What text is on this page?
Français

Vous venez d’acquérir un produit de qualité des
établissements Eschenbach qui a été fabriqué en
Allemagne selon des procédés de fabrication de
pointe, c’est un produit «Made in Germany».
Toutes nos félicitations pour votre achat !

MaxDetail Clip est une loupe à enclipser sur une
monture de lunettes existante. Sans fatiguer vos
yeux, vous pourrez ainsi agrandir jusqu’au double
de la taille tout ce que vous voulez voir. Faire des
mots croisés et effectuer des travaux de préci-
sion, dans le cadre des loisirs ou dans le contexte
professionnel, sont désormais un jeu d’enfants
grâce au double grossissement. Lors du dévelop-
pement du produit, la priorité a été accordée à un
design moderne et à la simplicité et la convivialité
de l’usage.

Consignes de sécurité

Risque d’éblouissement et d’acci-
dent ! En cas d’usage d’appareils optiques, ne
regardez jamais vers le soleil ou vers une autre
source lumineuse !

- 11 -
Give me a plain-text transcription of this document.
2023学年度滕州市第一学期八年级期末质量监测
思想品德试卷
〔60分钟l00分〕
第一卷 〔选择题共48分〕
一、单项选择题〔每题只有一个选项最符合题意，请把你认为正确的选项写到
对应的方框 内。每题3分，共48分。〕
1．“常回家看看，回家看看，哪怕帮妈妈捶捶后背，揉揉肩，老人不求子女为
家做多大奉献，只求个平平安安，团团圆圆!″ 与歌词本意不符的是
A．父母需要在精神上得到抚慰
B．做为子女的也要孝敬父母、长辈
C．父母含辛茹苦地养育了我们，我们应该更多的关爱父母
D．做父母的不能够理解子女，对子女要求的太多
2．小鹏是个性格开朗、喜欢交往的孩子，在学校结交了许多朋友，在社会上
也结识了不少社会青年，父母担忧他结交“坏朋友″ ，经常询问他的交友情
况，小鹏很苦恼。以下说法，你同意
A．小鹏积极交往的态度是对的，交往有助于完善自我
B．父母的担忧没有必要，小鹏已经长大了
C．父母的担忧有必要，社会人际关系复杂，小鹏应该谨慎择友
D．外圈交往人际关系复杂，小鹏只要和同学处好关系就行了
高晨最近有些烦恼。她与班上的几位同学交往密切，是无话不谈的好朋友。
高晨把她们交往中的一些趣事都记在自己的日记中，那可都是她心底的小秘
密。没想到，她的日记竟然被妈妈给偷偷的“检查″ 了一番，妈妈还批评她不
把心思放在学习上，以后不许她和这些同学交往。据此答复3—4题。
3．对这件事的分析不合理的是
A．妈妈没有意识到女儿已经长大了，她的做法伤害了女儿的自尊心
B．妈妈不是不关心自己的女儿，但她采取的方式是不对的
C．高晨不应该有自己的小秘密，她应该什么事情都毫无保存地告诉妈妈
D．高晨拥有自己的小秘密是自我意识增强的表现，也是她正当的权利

=-=-=-=-=

→ **Stated problem**
Exactly reproduce the lines beginning with the one that contains "Give me a plain-text" and ending with the last line of the material, both included. Leave out everything else.

→ **Answer to this problem**
Give me a plain-text transcription of this document.
2023学年度滕州市第一学期八年级期末质量监测
思想品德试卷
〔60分钟l00分〕
第一卷 〔选择题共48分〕
一、单项选择题〔每题只有一个选项最符合题意，请把你认为正确的选项写到
对应的方框 内。每题3分，共48分。〕
1．“常回家看看，回家看看，哪怕帮妈妈捶捶后背，揉揉肩，老人不求子女为
家做多大奉献，只求个平平安安，团团圆圆!″ 与歌词本意不符的是
A．父母需要在精神上得到抚慰
B．做为子女的也要孝敬父母、长辈
C．父母含辛茹苦地养育了我们，我们应该更多的关爱父母
D．做父母的不能够理解子女，对子女要求的太多
2．小鹏是个性格开朗、喜欢交往的孩子，在学校结交了许多朋友，在社会上
也结识了不少社会青年，父母担忧他结交“坏朋友″ ，经常询问他的交友情
况，小鹏很苦恼。以下说法，你同意
A．小鹏积极交往的态度是对的，交往有助于完善自我
B．父母的担忧没有必要，小鹏已经长大了
C．父母的担忧有必要，社会人际关系复杂，小鹏应该谨慎择友
D．外圈交往人际关系复杂，小鹏只要和同学处好关系就行了
高晨最近有些烦恼。她与班上的几位同学交往密切，是无话不谈的好朋友。
高晨把她们交往中的一些趣事都记在自己的日记中，那可都是她心底的小秘
密。没想到，她的日记竟然被妈妈给偷偷的“检查″ 了一番，妈妈还批评她不
把心思放在学习上，以后不许她和这些同学交往。据此答复3—4题。
3．对这件事的分析不合理的是
A．妈妈没有意识到女儿已经长大了，她的做法伤害了女儿的自尊心
B．妈妈不是不关心自己的女儿，但她采取的方式是不对的
C．高晨不应该有自己的小秘密，她应该什么事情都毫无保存地告诉妈妈
D．高晨拥有自己的小秘密是自我意识增强的表现，也是她正当的权利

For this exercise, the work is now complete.